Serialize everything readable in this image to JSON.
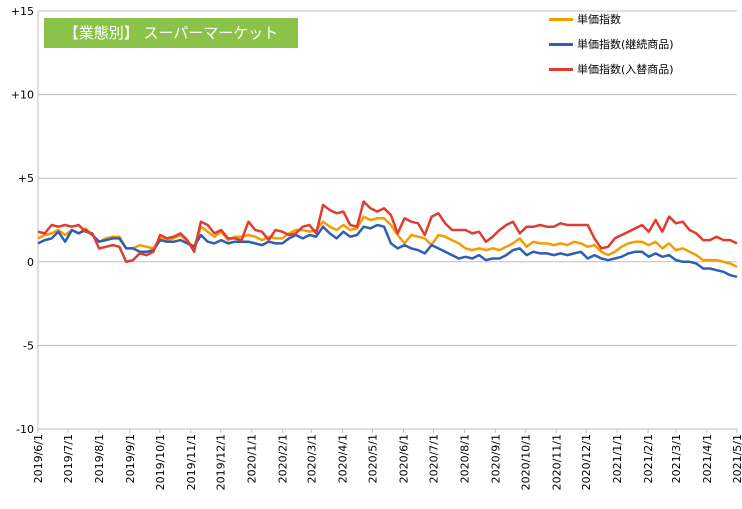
{
  "title": "【業態別】 スーパーマーケット",
  "legend": [
    {
      "label": "単価指数",
      "color": "#f59c00"
    },
    {
      "label": "単価指数(継続商品)",
      "color": "#2e5fb3"
    },
    {
      "label": "単価指数(入替商品)",
      "color": "#e03c31"
    }
  ],
  "chart_data": {
    "type": "line",
    "ylim": [
      -10,
      15
    ],
    "yticks": [
      15,
      10,
      5,
      0,
      -5,
      -10
    ],
    "ytick_labels": [
      "+15",
      "+10",
      "+5",
      "0",
      "-5",
      "-10"
    ],
    "x_start": "2019/6/1",
    "x_end": "2021/5/1",
    "x_ticks": [
      "2019/6/1",
      "2019/7/1",
      "2019/8/1",
      "2019/9/1",
      "2019/10/1",
      "2019/11/1",
      "2019/12/1",
      "2020/1/1",
      "2020/2/1",
      "2020/3/1",
      "2020/4/1",
      "2020/5/1",
      "2020/6/1",
      "2020/7/1",
      "2020/8/1",
      "2020/9/1",
      "2020/10/1",
      "2020/11/1",
      "2020/12/1",
      "2021/1/1",
      "2021/2/1",
      "2021/3/1",
      "2021/4/1",
      "2021/5/1"
    ],
    "grid": "horizontal",
    "legend_position": "top-right",
    "series": [
      {
        "name": "単価指数",
        "color": "#f59c00",
        "values": [
          1.4,
          1.6,
          1.7,
          1.9,
          1.6,
          1.9,
          1.7,
          2.0,
          1.6,
          1.2,
          1.4,
          1.5,
          1.5,
          0.8,
          0.8,
          1.0,
          0.9,
          0.8,
          1.4,
          1.3,
          1.4,
          1.6,
          1.2,
          0.9,
          2.1,
          1.8,
          1.5,
          1.8,
          1.3,
          1.5,
          1.5,
          1.6,
          1.5,
          1.3,
          1.5,
          1.4,
          1.4,
          1.7,
          1.9,
          1.9,
          1.8,
          1.9,
          2.4,
          2.1,
          1.9,
          2.2,
          1.9,
          2.0,
          2.7,
          2.5,
          2.6,
          2.6,
          2.2,
          1.6,
          1.1,
          1.6,
          1.5,
          1.4,
          1.0,
          1.6,
          1.5,
          1.3,
          1.1,
          0.8,
          0.7,
          0.8,
          0.7,
          0.8,
          0.7,
          0.9,
          1.1,
          1.4,
          0.9,
          1.2,
          1.1,
          1.1,
          1.0,
          1.1,
          1.0,
          1.2,
          1.1,
          0.9,
          1.0,
          0.6,
          0.4,
          0.6,
          0.9,
          1.1,
          1.2,
          1.2,
          1.0,
          1.2,
          0.8,
          1.1,
          0.7,
          0.8,
          0.6,
          0.4,
          0.1,
          0.1,
          0.1,
          0.0,
          -0.1,
          -0.3
        ]
      },
      {
        "name": "単価指数(継続商品)",
        "color": "#2e5fb3",
        "values": [
          1.1,
          1.3,
          1.4,
          1.8,
          1.2,
          1.9,
          1.7,
          1.9,
          1.6,
          1.2,
          1.3,
          1.4,
          1.4,
          0.8,
          0.8,
          0.6,
          0.6,
          0.7,
          1.3,
          1.2,
          1.2,
          1.3,
          1.1,
          0.9,
          1.6,
          1.2,
          1.1,
          1.3,
          1.1,
          1.2,
          1.2,
          1.2,
          1.1,
          1.0,
          1.2,
          1.1,
          1.1,
          1.4,
          1.6,
          1.4,
          1.6,
          1.5,
          2.1,
          1.7,
          1.4,
          1.8,
          1.5,
          1.6,
          2.1,
          2.0,
          2.2,
          2.1,
          1.1,
          0.8,
          1.0,
          0.8,
          0.7,
          0.5,
          1.0,
          0.8,
          0.6,
          0.4,
          0.2,
          0.3,
          0.2,
          0.4,
          0.1,
          0.2,
          0.2,
          0.4,
          0.7,
          0.8,
          0.4,
          0.6,
          0.5,
          0.5,
          0.4,
          0.5,
          0.4,
          0.5,
          0.6,
          0.2,
          0.4,
          0.2,
          0.1,
          0.2,
          0.3,
          0.5,
          0.6,
          0.6,
          0.3,
          0.5,
          0.3,
          0.4,
          0.1,
          0.0,
          0.0,
          -0.1,
          -0.4,
          -0.4,
          -0.5,
          -0.6,
          -0.8,
          -0.9
        ]
      },
      {
        "name": "単価指数(入替商品)",
        "color": "#e03c31",
        "values": [
          1.8,
          1.7,
          2.2,
          2.1,
          2.2,
          2.1,
          2.2,
          1.8,
          1.7,
          0.8,
          0.9,
          1.0,
          0.9,
          0.0,
          0.1,
          0.5,
          0.4,
          0.6,
          1.6,
          1.4,
          1.5,
          1.7,
          1.3,
          0.6,
          2.4,
          2.2,
          1.7,
          1.9,
          1.4,
          1.4,
          1.3,
          2.4,
          1.9,
          1.8,
          1.3,
          1.9,
          1.8,
          1.6,
          1.7,
          2.1,
          2.2,
          1.7,
          3.4,
          3.1,
          2.9,
          3.0,
          2.2,
          2.1,
          3.6,
          3.2,
          3.0,
          3.2,
          2.8,
          1.7,
          2.6,
          2.4,
          2.3,
          1.6,
          2.7,
          2.9,
          2.3,
          1.9,
          1.9,
          1.9,
          1.7,
          1.8,
          1.2,
          1.5,
          1.9,
          2.2,
          2.4,
          1.7,
          2.1,
          2.1,
          2.2,
          2.1,
          2.1,
          2.3,
          2.2,
          2.2,
          2.2,
          2.2,
          1.4,
          0.8,
          0.9,
          1.4,
          1.6,
          1.8,
          2.0,
          2.2,
          1.8,
          2.5,
          1.8,
          2.7,
          2.3,
          2.4,
          1.9,
          1.7,
          1.3,
          1.3,
          1.5,
          1.3,
          1.3,
          1.1
        ]
      }
    ]
  }
}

--------------------

### THE TASK
Output the records above exactly as they are, leaving out the pictures.

### SOLUTION FOR THIS PROBLEM
Serialize everything readable in this image to JSON.
{
  "title": "【業態別】 スーパーマーケット",
  "legend": [
    {
      "label": "単価指数",
      "color": "#f59c00"
    },
    {
      "label": "単価指数(継続商品)",
      "color": "#2e5fb3"
    },
    {
      "label": "単価指数(入替商品)",
      "color": "#e03c31"
    }
  ],
  "chart_data": {
    "type": "line",
    "ylim": [
      -10,
      15
    ],
    "yticks": [
      15,
      10,
      5,
      0,
      -5,
      -10
    ],
    "ytick_labels": [
      "+15",
      "+10",
      "+5",
      "0",
      "-5",
      "-10"
    ],
    "x_start": "2019/6/1",
    "x_end": "2021/5/1",
    "x_ticks": [
      "2019/6/1",
      "2019/7/1",
      "2019/8/1",
      "2019/9/1",
      "2019/10/1",
      "2019/11/1",
      "2019/12/1",
      "2020/1/1",
      "2020/2/1",
      "2020/3/1",
      "2020/4/1",
      "2020/5/1",
      "2020/6/1",
      "2020/7/1",
      "2020/8/1",
      "2020/9/1",
      "2020/10/1",
      "2020/11/1",
      "2020/12/1",
      "2021/1/1",
      "2021/2/1",
      "2021/3/1",
      "2021/4/1",
      "2021/5/1"
    ],
    "grid": "horizontal",
    "legend_position": "top-right",
    "series": [
      {
        "name": "単価指数",
        "color": "#f59c00",
        "values": [
          1.4,
          1.6,
          1.7,
          1.9,
          1.6,
          1.9,
          1.7,
          2.0,
          1.6,
          1.2,
          1.4,
          1.5,
          1.5,
          0.8,
          0.8,
          1.0,
          0.9,
          0.8,
          1.4,
          1.3,
          1.4,
          1.6,
          1.2,
          0.9,
          2.1,
          1.8,
          1.5,
          1.8,
          1.3,
          1.5,
          1.5,
          1.6,
          1.5,
          1.3,
          1.5,
          1.4,
          1.4,
          1.7,
          1.9,
          1.9,
          1.8,
          1.9,
          2.4,
          2.1,
          1.9,
          2.2,
          1.9,
          2.0,
          2.7,
          2.5,
          2.6,
          2.6,
          2.2,
          1.6,
          1.1,
          1.6,
          1.5,
          1.4,
          1.0,
          1.6,
          1.5,
          1.3,
          1.1,
          0.8,
          0.7,
          0.8,
          0.7,
          0.8,
          0.7,
          0.9,
          1.1,
          1.4,
          0.9,
          1.2,
          1.1,
          1.1,
          1.0,
          1.1,
          1.0,
          1.2,
          1.1,
          0.9,
          1.0,
          0.6,
          0.4,
          0.6,
          0.9,
          1.1,
          1.2,
          1.2,
          1.0,
          1.2,
          0.8,
          1.1,
          0.7,
          0.8,
          0.6,
          0.4,
          0.1,
          0.1,
          0.1,
          0.0,
          -0.1,
          -0.3
        ]
      },
      {
        "name": "単価指数(継続商品)",
        "color": "#2e5fb3",
        "values": [
          1.1,
          1.3,
          1.4,
          1.8,
          1.2,
          1.9,
          1.7,
          1.9,
          1.6,
          1.2,
          1.3,
          1.4,
          1.4,
          0.8,
          0.8,
          0.6,
          0.6,
          0.7,
          1.3,
          1.2,
          1.2,
          1.3,
          1.1,
          0.9,
          1.6,
          1.2,
          1.1,
          1.3,
          1.1,
          1.2,
          1.2,
          1.2,
          1.1,
          1.0,
          1.2,
          1.1,
          1.1,
          1.4,
          1.6,
          1.4,
          1.6,
          1.5,
          2.1,
          1.7,
          1.4,
          1.8,
          1.5,
          1.6,
          2.1,
          2.0,
          2.2,
          2.1,
          1.1,
          0.8,
          1.0,
          0.8,
          0.7,
          0.5,
          1.0,
          0.8,
          0.6,
          0.4,
          0.2,
          0.3,
          0.2,
          0.4,
          0.1,
          0.2,
          0.2,
          0.4,
          0.7,
          0.8,
          0.4,
          0.6,
          0.5,
          0.5,
          0.4,
          0.5,
          0.4,
          0.5,
          0.6,
          0.2,
          0.4,
          0.2,
          0.1,
          0.2,
          0.3,
          0.5,
          0.6,
          0.6,
          0.3,
          0.5,
          0.3,
          0.4,
          0.1,
          0.0,
          0.0,
          -0.1,
          -0.4,
          -0.4,
          -0.5,
          -0.6,
          -0.8,
          -0.9
        ]
      },
      {
        "name": "単価指数(入替商品)",
        "color": "#e03c31",
        "values": [
          1.8,
          1.7,
          2.2,
          2.1,
          2.2,
          2.1,
          2.2,
          1.8,
          1.7,
          0.8,
          0.9,
          1.0,
          0.9,
          0.0,
          0.1,
          0.5,
          0.4,
          0.6,
          1.6,
          1.4,
          1.5,
          1.7,
          1.3,
          0.6,
          2.4,
          2.2,
          1.7,
          1.9,
          1.4,
          1.4,
          1.3,
          2.4,
          1.9,
          1.8,
          1.3,
          1.9,
          1.8,
          1.6,
          1.7,
          2.1,
          2.2,
          1.7,
          3.4,
          3.1,
          2.9,
          3.0,
          2.2,
          2.1,
          3.6,
          3.2,
          3.0,
          3.2,
          2.8,
          1.7,
          2.6,
          2.4,
          2.3,
          1.6,
          2.7,
          2.9,
          2.3,
          1.9,
          1.9,
          1.9,
          1.7,
          1.8,
          1.2,
          1.5,
          1.9,
          2.2,
          2.4,
          1.7,
          2.1,
          2.1,
          2.2,
          2.1,
          2.1,
          2.3,
          2.2,
          2.2,
          2.2,
          2.2,
          1.4,
          0.8,
          0.9,
          1.4,
          1.6,
          1.8,
          2.0,
          2.2,
          1.8,
          2.5,
          1.8,
          2.7,
          2.3,
          2.4,
          1.9,
          1.7,
          1.3,
          1.3,
          1.5,
          1.3,
          1.3,
          1.1
        ]
      }
    ]
  }
}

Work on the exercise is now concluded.